**What is being asked:**
Write out each line in which the string "series" is present.

------------------------

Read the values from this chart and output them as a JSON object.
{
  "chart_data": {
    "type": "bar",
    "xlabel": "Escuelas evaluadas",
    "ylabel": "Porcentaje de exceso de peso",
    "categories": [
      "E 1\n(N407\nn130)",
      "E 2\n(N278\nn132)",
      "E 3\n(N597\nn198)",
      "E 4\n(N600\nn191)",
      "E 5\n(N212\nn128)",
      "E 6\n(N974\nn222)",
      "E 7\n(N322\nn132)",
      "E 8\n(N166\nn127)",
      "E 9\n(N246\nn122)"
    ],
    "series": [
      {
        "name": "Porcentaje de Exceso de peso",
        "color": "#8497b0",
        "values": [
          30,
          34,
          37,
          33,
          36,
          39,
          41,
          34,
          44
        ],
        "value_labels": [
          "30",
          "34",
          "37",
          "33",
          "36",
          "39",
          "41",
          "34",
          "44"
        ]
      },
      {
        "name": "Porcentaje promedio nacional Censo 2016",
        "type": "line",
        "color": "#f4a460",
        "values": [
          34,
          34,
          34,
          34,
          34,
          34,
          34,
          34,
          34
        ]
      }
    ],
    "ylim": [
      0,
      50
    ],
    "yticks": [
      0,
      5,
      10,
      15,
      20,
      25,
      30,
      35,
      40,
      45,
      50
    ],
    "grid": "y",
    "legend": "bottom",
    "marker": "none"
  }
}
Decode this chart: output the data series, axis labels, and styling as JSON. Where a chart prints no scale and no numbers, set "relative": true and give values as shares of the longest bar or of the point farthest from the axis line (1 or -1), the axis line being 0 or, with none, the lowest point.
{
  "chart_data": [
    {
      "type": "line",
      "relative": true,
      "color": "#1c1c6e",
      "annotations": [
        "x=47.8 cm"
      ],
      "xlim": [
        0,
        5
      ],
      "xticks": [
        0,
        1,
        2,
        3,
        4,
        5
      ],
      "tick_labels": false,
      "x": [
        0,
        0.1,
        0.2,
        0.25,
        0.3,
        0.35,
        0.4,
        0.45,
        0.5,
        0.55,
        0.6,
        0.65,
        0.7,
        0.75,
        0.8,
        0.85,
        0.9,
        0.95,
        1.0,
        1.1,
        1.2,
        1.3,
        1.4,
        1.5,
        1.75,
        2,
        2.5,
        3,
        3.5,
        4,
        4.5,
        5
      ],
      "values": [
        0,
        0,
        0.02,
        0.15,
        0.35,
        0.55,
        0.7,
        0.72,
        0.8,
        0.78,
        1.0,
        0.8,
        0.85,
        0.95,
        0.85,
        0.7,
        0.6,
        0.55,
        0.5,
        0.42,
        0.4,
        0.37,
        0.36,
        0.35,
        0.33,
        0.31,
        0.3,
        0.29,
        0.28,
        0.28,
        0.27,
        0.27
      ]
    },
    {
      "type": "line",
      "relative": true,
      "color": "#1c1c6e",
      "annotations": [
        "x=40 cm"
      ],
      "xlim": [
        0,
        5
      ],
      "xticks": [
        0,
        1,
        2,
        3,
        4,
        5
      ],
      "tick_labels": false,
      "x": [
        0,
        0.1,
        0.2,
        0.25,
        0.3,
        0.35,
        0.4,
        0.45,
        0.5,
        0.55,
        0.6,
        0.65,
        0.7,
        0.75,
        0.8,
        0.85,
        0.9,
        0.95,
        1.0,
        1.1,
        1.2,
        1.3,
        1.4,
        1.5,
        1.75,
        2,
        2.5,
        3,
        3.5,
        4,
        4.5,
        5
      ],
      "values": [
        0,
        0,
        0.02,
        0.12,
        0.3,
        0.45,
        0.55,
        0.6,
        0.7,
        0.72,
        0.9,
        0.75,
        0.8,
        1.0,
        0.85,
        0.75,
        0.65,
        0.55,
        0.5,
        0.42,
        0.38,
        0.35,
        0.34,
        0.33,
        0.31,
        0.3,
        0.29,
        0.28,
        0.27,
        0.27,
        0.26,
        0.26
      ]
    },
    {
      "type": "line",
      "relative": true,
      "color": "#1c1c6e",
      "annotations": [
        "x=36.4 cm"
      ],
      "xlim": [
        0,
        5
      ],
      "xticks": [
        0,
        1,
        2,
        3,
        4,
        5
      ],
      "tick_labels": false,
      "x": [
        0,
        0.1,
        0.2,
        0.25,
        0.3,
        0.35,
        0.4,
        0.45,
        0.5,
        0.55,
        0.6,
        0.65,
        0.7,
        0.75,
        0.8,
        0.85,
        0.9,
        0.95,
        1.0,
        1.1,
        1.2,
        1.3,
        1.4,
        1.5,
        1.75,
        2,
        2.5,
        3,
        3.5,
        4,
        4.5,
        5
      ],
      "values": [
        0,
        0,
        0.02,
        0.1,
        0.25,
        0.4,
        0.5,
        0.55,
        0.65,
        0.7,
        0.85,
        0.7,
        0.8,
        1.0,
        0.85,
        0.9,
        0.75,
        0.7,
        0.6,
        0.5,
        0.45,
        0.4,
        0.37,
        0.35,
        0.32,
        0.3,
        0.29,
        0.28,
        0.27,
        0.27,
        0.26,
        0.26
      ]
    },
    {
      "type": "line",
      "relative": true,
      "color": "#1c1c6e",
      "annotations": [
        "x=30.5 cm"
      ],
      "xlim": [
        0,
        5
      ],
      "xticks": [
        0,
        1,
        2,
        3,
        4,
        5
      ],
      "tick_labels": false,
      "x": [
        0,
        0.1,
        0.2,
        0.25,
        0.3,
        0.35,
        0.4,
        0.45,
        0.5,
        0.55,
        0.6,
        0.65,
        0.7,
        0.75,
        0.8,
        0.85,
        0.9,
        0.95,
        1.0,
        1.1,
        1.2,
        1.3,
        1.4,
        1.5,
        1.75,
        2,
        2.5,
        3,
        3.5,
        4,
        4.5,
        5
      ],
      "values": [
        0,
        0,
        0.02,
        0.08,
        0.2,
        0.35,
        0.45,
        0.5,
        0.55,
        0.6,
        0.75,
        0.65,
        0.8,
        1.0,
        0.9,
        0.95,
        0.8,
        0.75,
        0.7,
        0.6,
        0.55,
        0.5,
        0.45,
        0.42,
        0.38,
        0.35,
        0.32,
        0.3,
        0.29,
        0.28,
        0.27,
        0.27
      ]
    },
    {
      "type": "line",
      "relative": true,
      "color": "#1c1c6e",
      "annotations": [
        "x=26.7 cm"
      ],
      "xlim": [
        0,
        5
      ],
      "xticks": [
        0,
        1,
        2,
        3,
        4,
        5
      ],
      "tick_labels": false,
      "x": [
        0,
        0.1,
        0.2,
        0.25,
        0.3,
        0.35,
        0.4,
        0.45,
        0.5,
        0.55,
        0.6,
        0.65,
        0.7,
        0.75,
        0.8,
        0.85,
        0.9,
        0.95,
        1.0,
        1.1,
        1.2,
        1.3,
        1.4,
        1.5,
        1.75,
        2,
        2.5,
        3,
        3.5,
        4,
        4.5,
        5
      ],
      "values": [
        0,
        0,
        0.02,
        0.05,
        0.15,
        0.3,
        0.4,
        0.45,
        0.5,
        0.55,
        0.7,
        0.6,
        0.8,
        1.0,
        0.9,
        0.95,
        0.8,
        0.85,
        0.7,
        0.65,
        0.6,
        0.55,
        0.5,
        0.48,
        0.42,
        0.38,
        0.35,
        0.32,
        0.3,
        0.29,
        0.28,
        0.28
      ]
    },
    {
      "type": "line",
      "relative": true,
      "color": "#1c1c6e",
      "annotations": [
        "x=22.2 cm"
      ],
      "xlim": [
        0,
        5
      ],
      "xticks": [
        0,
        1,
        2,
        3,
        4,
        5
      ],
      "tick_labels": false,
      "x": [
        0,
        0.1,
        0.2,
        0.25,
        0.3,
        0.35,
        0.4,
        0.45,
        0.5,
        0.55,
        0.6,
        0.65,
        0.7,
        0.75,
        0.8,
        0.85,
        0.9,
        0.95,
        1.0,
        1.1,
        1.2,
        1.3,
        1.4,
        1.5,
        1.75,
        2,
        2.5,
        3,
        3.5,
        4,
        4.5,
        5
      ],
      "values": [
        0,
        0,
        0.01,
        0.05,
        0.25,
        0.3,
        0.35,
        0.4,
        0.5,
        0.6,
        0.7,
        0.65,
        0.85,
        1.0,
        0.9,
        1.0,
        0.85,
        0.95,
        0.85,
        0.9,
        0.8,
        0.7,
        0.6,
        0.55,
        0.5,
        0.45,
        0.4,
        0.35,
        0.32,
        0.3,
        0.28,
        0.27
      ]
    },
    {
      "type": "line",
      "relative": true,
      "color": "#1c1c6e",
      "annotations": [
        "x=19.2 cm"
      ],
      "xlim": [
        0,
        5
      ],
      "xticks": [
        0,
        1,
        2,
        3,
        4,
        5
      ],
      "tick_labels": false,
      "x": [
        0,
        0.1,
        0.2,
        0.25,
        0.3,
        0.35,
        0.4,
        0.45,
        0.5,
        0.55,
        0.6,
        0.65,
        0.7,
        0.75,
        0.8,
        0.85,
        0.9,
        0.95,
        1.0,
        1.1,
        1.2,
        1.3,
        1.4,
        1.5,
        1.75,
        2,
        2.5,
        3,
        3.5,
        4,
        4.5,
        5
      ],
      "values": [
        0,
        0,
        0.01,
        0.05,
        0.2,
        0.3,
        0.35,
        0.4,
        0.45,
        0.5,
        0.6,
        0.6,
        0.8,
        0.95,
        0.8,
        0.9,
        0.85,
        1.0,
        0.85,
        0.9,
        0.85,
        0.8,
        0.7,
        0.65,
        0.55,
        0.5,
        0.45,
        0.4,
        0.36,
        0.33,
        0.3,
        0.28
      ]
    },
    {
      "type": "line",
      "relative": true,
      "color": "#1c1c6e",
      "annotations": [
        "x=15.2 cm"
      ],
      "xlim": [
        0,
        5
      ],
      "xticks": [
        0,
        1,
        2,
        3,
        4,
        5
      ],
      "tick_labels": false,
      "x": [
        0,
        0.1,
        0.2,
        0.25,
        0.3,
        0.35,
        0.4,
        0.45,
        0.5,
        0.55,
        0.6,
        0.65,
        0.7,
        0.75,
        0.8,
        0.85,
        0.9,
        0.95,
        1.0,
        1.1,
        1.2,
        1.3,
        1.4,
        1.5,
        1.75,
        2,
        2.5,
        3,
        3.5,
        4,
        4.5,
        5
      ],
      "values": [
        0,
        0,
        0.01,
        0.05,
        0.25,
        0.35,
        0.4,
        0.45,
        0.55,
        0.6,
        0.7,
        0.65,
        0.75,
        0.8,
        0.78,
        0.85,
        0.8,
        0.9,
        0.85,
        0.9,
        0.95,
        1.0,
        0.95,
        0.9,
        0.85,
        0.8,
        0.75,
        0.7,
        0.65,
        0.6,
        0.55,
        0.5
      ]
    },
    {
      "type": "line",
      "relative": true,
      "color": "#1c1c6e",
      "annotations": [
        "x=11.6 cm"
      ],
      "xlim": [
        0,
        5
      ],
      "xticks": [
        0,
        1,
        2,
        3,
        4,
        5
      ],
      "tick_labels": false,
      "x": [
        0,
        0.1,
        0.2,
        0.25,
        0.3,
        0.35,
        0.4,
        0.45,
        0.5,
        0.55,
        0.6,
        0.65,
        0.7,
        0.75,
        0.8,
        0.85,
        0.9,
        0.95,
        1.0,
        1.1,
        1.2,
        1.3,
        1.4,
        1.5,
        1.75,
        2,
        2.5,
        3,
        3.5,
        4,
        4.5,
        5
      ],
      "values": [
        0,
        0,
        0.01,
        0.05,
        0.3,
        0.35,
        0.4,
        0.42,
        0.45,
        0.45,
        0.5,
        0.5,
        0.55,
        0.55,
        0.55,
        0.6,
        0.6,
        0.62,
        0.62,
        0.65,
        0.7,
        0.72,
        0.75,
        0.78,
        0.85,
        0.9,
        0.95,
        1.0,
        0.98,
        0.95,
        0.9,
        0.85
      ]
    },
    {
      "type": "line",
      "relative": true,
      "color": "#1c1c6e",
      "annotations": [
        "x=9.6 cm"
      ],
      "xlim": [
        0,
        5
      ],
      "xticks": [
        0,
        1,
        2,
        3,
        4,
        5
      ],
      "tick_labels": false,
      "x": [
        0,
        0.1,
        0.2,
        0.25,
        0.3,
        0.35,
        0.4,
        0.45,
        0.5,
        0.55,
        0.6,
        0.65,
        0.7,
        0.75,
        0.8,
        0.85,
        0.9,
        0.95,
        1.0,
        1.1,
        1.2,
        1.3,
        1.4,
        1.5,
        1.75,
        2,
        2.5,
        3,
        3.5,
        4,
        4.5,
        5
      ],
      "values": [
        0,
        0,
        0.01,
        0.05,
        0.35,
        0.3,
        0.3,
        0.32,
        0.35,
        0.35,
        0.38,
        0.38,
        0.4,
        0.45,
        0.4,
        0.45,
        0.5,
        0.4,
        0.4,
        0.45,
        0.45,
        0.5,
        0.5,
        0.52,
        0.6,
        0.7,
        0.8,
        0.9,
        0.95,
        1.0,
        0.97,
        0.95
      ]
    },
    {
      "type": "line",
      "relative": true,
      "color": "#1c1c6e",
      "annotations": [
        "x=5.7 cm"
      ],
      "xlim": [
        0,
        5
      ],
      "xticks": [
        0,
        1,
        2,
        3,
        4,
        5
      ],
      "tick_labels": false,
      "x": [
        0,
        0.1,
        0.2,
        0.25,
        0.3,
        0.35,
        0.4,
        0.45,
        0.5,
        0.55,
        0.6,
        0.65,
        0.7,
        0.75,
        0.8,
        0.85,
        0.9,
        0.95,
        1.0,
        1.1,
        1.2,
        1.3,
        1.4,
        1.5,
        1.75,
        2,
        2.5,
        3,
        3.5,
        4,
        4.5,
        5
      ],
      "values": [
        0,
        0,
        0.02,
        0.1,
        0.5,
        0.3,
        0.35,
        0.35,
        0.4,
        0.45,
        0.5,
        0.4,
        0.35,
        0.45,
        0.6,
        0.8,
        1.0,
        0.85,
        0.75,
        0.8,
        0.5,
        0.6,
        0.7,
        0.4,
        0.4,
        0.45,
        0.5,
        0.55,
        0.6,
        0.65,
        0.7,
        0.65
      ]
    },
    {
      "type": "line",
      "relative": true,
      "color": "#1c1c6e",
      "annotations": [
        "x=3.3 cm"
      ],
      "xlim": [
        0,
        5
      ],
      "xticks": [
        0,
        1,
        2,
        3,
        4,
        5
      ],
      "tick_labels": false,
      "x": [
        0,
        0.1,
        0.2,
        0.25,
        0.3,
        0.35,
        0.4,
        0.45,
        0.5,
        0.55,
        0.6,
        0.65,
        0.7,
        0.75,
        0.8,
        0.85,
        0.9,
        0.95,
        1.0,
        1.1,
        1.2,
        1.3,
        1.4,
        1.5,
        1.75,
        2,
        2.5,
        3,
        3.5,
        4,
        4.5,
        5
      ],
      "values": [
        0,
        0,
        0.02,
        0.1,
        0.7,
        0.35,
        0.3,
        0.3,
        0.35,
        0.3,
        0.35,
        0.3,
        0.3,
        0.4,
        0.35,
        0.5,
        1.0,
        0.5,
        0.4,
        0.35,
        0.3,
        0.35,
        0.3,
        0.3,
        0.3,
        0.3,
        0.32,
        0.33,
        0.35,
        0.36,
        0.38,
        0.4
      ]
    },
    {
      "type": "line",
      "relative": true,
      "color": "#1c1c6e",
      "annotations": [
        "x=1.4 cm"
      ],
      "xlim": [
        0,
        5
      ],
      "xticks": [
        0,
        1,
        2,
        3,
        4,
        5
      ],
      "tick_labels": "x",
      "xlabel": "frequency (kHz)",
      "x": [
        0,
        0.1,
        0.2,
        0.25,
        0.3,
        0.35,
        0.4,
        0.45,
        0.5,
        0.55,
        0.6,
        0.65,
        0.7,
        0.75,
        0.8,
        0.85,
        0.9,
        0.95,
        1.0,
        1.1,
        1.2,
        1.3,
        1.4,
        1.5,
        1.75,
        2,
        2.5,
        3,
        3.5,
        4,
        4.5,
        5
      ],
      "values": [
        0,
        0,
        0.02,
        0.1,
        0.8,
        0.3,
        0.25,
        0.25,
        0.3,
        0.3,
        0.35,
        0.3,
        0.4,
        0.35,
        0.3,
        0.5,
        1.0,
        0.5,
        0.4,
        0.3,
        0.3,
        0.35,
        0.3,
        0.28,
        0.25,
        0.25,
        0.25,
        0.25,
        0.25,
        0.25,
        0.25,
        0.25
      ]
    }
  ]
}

------------------------

**Response below:**
    "series": [
Decode this chart: output the data series, axis labels, and styling as JSON. Where a chart prints no scale and no numbers, set "relative": true and give values as shares of the longest bar or of the point farthest from the axis line (1 or -1), the axis line being 0 or, with none, the lowest point.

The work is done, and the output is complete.